== Provided records

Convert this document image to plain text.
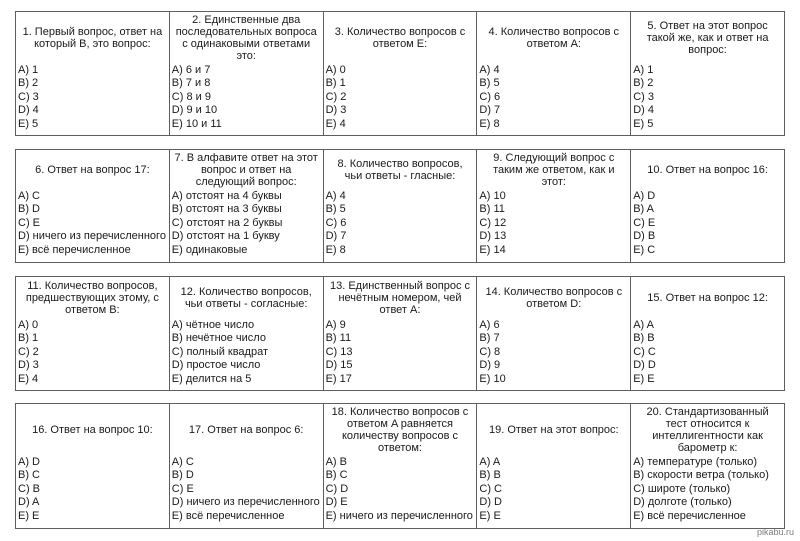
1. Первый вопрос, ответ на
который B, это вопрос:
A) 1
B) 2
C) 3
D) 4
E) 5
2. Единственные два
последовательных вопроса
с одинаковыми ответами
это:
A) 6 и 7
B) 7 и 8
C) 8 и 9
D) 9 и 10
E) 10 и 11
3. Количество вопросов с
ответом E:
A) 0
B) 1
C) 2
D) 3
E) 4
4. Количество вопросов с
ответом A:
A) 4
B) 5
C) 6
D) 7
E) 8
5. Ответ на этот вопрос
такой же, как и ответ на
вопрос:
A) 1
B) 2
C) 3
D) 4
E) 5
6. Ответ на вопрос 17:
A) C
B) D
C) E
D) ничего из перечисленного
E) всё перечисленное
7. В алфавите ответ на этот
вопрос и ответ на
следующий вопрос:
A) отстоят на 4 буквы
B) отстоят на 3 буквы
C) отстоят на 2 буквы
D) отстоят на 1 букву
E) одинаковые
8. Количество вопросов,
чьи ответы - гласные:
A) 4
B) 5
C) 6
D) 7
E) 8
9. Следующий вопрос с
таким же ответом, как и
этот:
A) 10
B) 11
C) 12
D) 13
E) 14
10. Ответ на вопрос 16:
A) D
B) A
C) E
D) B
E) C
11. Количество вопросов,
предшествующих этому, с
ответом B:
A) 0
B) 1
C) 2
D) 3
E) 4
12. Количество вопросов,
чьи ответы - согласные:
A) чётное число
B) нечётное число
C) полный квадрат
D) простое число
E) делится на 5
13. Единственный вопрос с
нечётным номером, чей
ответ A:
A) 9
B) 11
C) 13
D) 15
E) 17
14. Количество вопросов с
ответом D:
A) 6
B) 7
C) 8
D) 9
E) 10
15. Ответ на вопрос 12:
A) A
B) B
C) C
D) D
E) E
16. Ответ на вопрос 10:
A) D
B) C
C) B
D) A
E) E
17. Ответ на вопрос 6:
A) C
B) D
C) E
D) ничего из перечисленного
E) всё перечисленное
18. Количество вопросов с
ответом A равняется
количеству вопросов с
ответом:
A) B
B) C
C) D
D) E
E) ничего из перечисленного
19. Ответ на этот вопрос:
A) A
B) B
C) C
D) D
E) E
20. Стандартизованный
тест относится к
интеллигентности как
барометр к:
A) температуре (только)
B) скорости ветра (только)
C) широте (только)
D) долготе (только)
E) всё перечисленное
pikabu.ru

====

▸ **What this task involves**: Do not include images; quote all of the entries above exactly.

▸ **The solution**:
Convert this document image to plain text.
1. Первый вопрос, ответ на
который B, это вопрос:
A) 1
B) 2
C) 3
D) 4
E) 5
2. Единственные два
последовательных вопроса
с одинаковыми ответами
это:
A) 6 и 7
B) 7 и 8
C) 8 и 9
D) 9 и 10
E) 10 и 11
3. Количество вопросов с
ответом E:
A) 0
B) 1
C) 2
D) 3
E) 4
4. Количество вопросов с
ответом A:
A) 4
B) 5
C) 6
D) 7
E) 8
5. Ответ на этот вопрос
такой же, как и ответ на
вопрос:
A) 1
B) 2
C) 3
D) 4
E) 5
6. Ответ на вопрос 17:
A) C
B) D
C) E
D) ничего из перечисленного
E) всё перечисленное
7. В алфавите ответ на этот
вопрос и ответ на
следующий вопрос:
A) отстоят на 4 буквы
B) отстоят на 3 буквы
C) отстоят на 2 буквы
D) отстоят на 1 букву
E) одинаковые
8. Количество вопросов,
чьи ответы - гласные:
A) 4
B) 5
C) 6
D) 7
E) 8
9. Следующий вопрос с
таким же ответом, как и
этот:
A) 10
B) 11
C) 12
D) 13
E) 14
10. Ответ на вопрос 16:
A) D
B) A
C) E
D) B
E) C
11. Количество вопросов,
предшествующих этому, с
ответом B:
A) 0
B) 1
C) 2
D) 3
E) 4
12. Количество вопросов,
чьи ответы - согласные:
A) чётное число
B) нечётное число
C) полный квадрат
D) простое число
E) делится на 5
13. Единственный вопрос с
нечётным номером, чей
ответ A:
A) 9
B) 11
C) 13
D) 15
E) 17
14. Количество вопросов с
ответом D:
A) 6
B) 7
C) 8
D) 9
E) 10
15. Ответ на вопрос 12:
A) A
B) B
C) C
D) D
E) E
16. Ответ на вопрос 10:
A) D
B) C
C) B
D) A
E) E
17. Ответ на вопрос 6:
A) C
B) D
C) E
D) ничего из перечисленного
E) всё перечисленное
18. Количество вопросов с
ответом A равняется
количеству вопросов с
ответом:
A) B
B) C
C) D
D) E
E) ничего из перечисленного
19. Ответ на этот вопрос:
A) A
B) B
C) C
D) D
E) E
20. Стандартизованный
тест относится к
интеллигентности как
барометр к:
A) температуре (только)
B) скорости ветра (только)
C) широте (только)
D) долготе (только)
E) всё перечисленное
pikabu.ru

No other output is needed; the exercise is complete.